Your objective
The data below must be copied in full and without any change.
--- begin ---
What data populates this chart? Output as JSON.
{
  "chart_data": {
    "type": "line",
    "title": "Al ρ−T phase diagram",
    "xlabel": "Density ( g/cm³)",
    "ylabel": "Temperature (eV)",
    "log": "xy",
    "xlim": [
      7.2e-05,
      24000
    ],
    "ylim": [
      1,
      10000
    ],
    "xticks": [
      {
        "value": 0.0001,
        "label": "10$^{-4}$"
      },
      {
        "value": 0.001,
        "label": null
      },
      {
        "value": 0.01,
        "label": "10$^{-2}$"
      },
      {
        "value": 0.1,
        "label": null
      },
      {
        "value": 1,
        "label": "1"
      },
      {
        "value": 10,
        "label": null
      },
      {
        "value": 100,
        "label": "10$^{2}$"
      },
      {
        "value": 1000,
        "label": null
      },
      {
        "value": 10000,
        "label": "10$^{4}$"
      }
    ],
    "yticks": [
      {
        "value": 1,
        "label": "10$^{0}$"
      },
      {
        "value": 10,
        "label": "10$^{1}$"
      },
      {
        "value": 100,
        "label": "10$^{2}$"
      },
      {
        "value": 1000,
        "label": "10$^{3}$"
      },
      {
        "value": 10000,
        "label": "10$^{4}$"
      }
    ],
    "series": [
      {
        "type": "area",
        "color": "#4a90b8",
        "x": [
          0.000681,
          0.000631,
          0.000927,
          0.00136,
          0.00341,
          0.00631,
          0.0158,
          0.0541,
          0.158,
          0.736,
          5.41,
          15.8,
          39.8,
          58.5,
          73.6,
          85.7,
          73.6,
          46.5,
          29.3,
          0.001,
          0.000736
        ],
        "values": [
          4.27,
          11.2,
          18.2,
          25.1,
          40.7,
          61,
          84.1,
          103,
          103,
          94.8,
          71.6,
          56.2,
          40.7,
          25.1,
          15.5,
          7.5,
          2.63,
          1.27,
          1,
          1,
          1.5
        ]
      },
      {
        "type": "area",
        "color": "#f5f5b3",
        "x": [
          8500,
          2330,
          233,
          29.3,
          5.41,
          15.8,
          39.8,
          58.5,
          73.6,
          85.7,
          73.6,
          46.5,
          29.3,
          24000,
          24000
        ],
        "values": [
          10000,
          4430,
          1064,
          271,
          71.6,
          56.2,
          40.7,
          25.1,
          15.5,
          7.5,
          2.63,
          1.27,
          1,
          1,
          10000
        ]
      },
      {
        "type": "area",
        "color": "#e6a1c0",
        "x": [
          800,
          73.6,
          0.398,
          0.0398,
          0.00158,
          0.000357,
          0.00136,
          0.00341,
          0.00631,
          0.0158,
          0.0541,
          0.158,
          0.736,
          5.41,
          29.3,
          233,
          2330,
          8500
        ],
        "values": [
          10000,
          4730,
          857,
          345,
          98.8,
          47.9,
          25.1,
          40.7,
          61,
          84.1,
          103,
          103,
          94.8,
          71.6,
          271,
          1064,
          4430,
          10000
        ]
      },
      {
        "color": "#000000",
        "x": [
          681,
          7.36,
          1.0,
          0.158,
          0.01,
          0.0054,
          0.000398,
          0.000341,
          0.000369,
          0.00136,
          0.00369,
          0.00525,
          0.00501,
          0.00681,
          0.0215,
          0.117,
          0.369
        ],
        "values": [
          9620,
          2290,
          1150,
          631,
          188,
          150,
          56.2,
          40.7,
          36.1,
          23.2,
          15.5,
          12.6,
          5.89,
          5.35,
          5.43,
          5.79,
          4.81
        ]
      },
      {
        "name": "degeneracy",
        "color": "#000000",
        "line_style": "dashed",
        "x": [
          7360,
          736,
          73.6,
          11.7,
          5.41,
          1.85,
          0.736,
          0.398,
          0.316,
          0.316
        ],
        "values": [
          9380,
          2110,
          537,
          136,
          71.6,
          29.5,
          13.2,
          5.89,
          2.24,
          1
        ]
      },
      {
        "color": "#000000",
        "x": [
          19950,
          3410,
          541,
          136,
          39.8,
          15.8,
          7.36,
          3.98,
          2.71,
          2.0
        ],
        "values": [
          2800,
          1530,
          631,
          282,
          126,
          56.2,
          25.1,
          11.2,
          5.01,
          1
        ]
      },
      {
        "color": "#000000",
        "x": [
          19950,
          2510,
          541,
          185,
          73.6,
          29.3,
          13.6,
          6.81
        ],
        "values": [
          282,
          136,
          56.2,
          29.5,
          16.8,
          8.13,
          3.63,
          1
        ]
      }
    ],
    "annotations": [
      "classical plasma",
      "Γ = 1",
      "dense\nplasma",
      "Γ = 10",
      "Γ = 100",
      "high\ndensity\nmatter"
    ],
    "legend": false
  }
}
--- end ---
Correct answer
What data populates this chart? Output as JSON.
{
  "chart_data": {
    "type": "line",
    "title": "Al ρ−T phase diagram",
    "xlabel": "Density ( g/cm³)",
    "ylabel": "Temperature (eV)",
    "log": "xy",
    "xlim": [
      7.2e-05,
      24000
    ],
    "ylim": [
      1,
      10000
    ],
    "xticks": [
      {
        "value": 0.0001,
        "label": "10$^{-4}$"
      },
      {
        "value": 0.001,
        "label": null
      },
      {
        "value": 0.01,
        "label": "10$^{-2}$"
      },
      {
        "value": 0.1,
        "label": null
      },
      {
        "value": 1,
        "label": "1"
      },
      {
        "value": 10,
        "label": null
      },
      {
        "value": 100,
        "label": "10$^{2}$"
      },
      {
        "value": 1000,
        "label": null
      },
      {
        "value": 10000,
        "label": "10$^{4}$"
      }
    ],
    "yticks": [
      {
        "value": 1,
        "label": "10$^{0}$"
      },
      {
        "value": 10,
        "label": "10$^{1}$"
      },
      {
        "value": 100,
        "label": "10$^{2}$"
      },
      {
        "value": 1000,
        "label": "10$^{3}$"
      },
      {
        "value": 10000,
        "label": "10$^{4}$"
      }
    ],
    "series": [
      {
        "type": "area",
        "color": "#4a90b8",
        "x": [
          0.000681,
          0.000631,
          0.000927,
          0.00136,
          0.00341,
          0.00631,
          0.0158,
          0.0541,
          0.158,
          0.736,
          5.41,
          15.8,
          39.8,
          58.5,
          73.6,
          85.7,
          73.6,
          46.5,
          29.3,
          0.001,
          0.000736
        ],
        "values": [
          4.27,
          11.2,
          18.2,
          25.1,
          40.7,
          61,
          84.1,
          103,
          103,
          94.8,
          71.6,
          56.2,
          40.7,
          25.1,
          15.5,
          7.5,
          2.63,
          1.27,
          1,
          1,
          1.5
        ]
      },
      {
        "type": "area",
        "color": "#f5f5b3",
        "x": [
          8500,
          2330,
          233,
          29.3,
          5.41,
          15.8,
          39.8,
          58.5,
          73.6,
          85.7,
          73.6,
          46.5,
          29.3,
          24000,
          24000
        ],
        "values": [
          10000,
          4430,
          1064,
          271,
          71.6,
          56.2,
          40.7,
          25.1,
          15.5,
          7.5,
          2.63,
          1.27,
          1,
          1,
          10000
        ]
      },
      {
        "type": "area",
        "color": "#e6a1c0",
        "x": [
          800,
          73.6,
          0.398,
          0.0398,
          0.00158,
          0.000357,
          0.00136,
          0.00341,
          0.00631,
          0.0158,
          0.0541,
          0.158,
          0.736,
          5.41,
          29.3,
          233,
          2330,
          8500
        ],
        "values": [
          10000,
          4730,
          857,
          345,
          98.8,
          47.9,
          25.1,
          40.7,
          61,
          84.1,
          103,
          103,
          94.8,
          71.6,
          271,
          1064,
          4430,
          10000
        ]
      },
      {
        "color": "#000000",
        "x": [
          681,
          7.36,
          1.0,
          0.158,
          0.01,
          0.0054,
          0.000398,
          0.000341,
          0.000369,
          0.00136,
          0.00369,
          0.00525,
          0.00501,
          0.00681,
          0.0215,
          0.117,
          0.369
        ],
        "values": [
          9620,
          2290,
          1150,
          631,
          188,
          150,
          56.2,
          40.7,
          36.1,
          23.2,
          15.5,
          12.6,
          5.89,
          5.35,
          5.43,
          5.79,
          4.81
        ]
      },
      {
        "name": "degeneracy",
        "color": "#000000",
        "line_style": "dashed",
        "x": [
          7360,
          736,
          73.6,
          11.7,
          5.41,
          1.85,
          0.736,
          0.398,
          0.316,
          0.316
        ],
        "values": [
          9380,
          2110,
          537,
          136,
          71.6,
          29.5,
          13.2,
          5.89,
          2.24,
          1
        ]
      },
      {
        "color": "#000000",
        "x": [
          19950,
          3410,
          541,
          136,
          39.8,
          15.8,
          7.36,
          3.98,
          2.71,
          2.0
        ],
        "values": [
          2800,
          1530,
          631,
          282,
          126,
          56.2,
          25.1,
          11.2,
          5.01,
          1
        ]
      },
      {
        "color": "#000000",
        "x": [
          19950,
          2510,
          541,
          185,
          73.6,
          29.3,
          13.6,
          6.81
        ],
        "values": [
          282,
          136,
          56.2,
          29.5,
          16.8,
          8.13,
          3.63,
          1
        ]
      }
    ],
    "annotations": [
      "classical plasma",
      "Γ = 1",
      "dense\nplasma",
      "Γ = 10",
      "Γ = 100",
      "high\ndensity\nmatter"
    ],
    "legend": false
  }
}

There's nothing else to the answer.